• Short task:
Retype the material word for word.

(Records from a collection)
---------------
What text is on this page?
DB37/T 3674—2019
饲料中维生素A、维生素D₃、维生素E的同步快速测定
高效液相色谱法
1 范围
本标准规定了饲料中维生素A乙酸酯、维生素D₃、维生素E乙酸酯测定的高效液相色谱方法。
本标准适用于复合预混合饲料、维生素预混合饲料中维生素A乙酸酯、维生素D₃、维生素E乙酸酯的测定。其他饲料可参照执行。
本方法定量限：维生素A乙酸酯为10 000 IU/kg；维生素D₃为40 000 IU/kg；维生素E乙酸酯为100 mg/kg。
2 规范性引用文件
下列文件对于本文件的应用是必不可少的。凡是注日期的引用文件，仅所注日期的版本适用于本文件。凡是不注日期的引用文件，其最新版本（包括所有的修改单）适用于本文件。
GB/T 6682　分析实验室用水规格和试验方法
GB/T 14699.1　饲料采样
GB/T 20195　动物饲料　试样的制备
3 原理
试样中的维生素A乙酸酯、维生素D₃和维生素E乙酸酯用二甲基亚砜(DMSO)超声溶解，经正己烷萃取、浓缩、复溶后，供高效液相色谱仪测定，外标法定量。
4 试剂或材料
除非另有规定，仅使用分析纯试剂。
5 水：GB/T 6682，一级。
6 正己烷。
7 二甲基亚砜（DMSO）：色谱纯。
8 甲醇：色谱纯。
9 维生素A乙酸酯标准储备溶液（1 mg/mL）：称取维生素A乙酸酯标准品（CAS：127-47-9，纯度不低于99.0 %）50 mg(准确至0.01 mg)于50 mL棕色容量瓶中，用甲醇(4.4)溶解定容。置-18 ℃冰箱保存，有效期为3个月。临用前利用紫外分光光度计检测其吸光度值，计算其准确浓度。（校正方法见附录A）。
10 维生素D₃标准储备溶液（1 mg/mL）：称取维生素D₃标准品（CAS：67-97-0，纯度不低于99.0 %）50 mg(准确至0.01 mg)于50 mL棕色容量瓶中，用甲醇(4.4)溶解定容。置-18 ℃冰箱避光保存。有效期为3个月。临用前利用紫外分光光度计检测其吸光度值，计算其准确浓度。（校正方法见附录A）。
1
---------------
• In response:
What text is on this page?
DB37/T 3674—2019
饲料中维生素A、维生素D₃、维生素E的同步快速测定
高效液相色谱法
1 范围
本标准规定了饲料中维生素A乙酸酯、维生素D₃、维生素E乙酸酯测定的高效液相色谱方法。
本标准适用于复合预混合饲料、维生素预混合饲料中维生素A乙酸酯、维生素D₃、维生素E乙酸酯的测定。其他饲料可参照执行。
本方法定量限：维生素A乙酸酯为10 000 IU/kg；维生素D₃为40 000 IU/kg；维生素E乙酸酯为100 mg/kg。
2 规范性引用文件
下列文件对于本文件的应用是必不可少的。凡是注日期的引用文件，仅所注日期的版本适用于本文件。凡是不注日期的引用文件，其最新版本（包括所有的修改单）适用于本文件。
GB/T 6682　分析实验室用水规格和试验方法
GB/T 14699.1　饲料采样
GB/T 20195　动物饲料　试样的制备
3 原理
试样中的维生素A乙酸酯、维生素D₃和维生素E乙酸酯用二甲基亚砜(DMSO)超声溶解，经正己烷萃取、浓缩、复溶后，供高效液相色谱仪测定，外标法定量。
4 试剂或材料
除非另有规定，仅使用分析纯试剂。
5 水：GB/T 6682，一级。
6 正己烷。
7 二甲基亚砜（DMSO）：色谱纯。
8 甲醇：色谱纯。
9 维生素A乙酸酯标准储备溶液（1 mg/mL）：称取维生素A乙酸酯标准品（CAS：127-47-9，纯度不低于99.0 %）50 mg(准确至0.01 mg)于50 mL棕色容量瓶中，用甲醇(4.4)溶解定容。置-18 ℃冰箱保存，有效期为3个月。临用前利用紫外分光光度计检测其吸光度值，计算其准确浓度。（校正方法见附录A）。
10 维生素D₃标准储备溶液（1 mg/mL）：称取维生素D₃标准品（CAS：67-97-0，纯度不低于99.0 %）50 mg(准确至0.01 mg)于50 mL棕色容量瓶中，用甲醇(4.4)溶解定容。置-18 ℃冰箱避光保存。有效期为3个月。临用前利用紫外分光光度计检测其吸光度值，计算其准确浓度。（校正方法见附录A）。
1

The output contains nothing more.